- [TASK DESCRIPTION]: Every line below that includes "temps" counts toward the total. Report that total alone.

- [DATASET EXCERPTS]:
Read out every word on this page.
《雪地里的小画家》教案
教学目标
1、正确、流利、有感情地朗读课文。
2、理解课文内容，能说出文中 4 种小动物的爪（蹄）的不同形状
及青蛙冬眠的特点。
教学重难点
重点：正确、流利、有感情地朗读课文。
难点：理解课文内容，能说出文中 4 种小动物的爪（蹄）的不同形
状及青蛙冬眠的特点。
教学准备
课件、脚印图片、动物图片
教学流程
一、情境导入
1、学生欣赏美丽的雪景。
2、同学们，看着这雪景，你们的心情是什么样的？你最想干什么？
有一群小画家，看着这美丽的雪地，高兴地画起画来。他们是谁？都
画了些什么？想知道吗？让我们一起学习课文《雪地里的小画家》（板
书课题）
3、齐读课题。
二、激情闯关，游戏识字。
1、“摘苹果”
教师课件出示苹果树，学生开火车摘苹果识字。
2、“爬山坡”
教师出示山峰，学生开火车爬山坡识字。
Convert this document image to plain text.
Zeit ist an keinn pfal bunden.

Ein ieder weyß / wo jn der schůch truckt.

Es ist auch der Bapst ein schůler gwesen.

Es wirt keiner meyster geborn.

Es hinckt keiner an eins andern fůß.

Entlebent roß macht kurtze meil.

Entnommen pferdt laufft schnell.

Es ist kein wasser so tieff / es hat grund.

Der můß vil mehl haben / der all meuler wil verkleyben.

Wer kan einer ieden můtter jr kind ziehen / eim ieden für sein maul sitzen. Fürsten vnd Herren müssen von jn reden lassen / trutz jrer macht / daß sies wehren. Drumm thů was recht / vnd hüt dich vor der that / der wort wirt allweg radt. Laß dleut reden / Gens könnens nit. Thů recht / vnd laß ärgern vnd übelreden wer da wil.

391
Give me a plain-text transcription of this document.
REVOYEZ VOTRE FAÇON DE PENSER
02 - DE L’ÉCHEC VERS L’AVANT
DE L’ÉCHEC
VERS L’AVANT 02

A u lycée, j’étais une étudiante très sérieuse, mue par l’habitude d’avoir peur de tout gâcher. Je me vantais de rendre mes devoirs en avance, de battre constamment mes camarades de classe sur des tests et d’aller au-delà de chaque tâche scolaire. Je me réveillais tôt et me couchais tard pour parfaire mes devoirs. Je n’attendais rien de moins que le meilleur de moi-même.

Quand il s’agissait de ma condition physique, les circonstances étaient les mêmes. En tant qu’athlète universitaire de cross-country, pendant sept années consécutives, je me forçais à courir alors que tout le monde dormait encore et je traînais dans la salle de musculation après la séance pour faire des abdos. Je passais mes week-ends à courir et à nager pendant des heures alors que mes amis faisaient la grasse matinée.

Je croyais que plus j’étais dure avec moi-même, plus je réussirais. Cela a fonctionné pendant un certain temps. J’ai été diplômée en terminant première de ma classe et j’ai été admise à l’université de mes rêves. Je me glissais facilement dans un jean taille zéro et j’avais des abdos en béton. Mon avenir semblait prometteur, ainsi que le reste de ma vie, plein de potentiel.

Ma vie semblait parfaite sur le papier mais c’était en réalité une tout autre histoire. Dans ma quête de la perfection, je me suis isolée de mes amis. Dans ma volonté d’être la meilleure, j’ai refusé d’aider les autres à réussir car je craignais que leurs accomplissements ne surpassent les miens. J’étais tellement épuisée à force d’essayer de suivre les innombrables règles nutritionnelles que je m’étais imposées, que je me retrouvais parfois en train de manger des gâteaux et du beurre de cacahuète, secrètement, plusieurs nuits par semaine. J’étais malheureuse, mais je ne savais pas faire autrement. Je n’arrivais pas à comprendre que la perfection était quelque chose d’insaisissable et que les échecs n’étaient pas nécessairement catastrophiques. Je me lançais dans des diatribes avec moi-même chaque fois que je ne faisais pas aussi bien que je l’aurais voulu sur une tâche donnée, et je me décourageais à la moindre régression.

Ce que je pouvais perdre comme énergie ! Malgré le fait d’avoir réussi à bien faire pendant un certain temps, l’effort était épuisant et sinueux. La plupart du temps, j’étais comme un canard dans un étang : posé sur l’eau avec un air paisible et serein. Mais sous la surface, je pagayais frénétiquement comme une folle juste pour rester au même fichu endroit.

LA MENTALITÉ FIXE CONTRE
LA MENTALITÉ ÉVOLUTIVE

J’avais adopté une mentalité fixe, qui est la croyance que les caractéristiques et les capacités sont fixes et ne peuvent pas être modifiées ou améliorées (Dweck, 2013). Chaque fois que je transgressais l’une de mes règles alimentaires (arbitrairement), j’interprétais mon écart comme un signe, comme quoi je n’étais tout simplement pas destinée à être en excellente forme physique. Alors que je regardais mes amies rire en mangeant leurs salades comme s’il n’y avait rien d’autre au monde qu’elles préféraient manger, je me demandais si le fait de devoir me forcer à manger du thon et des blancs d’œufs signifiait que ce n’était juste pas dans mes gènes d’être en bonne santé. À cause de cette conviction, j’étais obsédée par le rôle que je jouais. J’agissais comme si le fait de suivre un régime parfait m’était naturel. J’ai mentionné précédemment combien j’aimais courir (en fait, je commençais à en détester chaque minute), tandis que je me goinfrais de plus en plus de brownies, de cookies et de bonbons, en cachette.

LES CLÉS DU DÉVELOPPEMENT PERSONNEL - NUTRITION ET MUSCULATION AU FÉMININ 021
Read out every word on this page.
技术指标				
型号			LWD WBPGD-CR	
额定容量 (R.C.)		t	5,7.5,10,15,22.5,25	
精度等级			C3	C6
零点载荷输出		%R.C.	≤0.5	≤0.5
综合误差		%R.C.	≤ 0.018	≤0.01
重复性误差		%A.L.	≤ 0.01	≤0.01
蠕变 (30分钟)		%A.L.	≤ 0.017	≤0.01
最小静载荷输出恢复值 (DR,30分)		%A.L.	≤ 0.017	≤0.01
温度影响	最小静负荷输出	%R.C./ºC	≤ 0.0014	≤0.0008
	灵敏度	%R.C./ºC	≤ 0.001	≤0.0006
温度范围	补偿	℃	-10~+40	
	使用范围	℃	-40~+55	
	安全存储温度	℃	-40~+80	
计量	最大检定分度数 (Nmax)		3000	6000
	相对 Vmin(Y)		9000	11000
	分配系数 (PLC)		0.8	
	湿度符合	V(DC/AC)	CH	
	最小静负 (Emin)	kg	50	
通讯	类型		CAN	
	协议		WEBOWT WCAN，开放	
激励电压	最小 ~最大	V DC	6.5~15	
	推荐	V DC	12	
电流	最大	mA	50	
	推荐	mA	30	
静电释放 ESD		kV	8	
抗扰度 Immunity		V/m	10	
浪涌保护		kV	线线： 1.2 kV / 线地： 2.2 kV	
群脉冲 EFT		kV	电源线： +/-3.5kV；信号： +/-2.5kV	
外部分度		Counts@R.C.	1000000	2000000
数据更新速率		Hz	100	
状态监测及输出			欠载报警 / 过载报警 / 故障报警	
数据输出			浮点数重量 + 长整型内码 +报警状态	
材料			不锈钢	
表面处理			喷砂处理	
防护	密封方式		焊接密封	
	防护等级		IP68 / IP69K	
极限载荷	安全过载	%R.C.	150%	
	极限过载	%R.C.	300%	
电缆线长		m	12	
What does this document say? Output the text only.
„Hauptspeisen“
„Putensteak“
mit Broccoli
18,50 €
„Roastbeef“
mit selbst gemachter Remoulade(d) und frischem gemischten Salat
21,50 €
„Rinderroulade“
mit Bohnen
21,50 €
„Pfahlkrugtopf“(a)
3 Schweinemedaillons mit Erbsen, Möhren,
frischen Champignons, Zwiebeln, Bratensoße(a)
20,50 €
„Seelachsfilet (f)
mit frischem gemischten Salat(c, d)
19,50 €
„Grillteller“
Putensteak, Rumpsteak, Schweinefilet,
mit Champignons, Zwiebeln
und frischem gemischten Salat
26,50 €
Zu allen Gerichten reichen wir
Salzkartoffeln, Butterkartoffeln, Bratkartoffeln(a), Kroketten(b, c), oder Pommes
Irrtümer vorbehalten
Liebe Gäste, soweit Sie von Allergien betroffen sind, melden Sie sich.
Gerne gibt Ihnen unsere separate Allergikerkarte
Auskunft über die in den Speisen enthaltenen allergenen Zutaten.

- [THE SOLUTION]: 2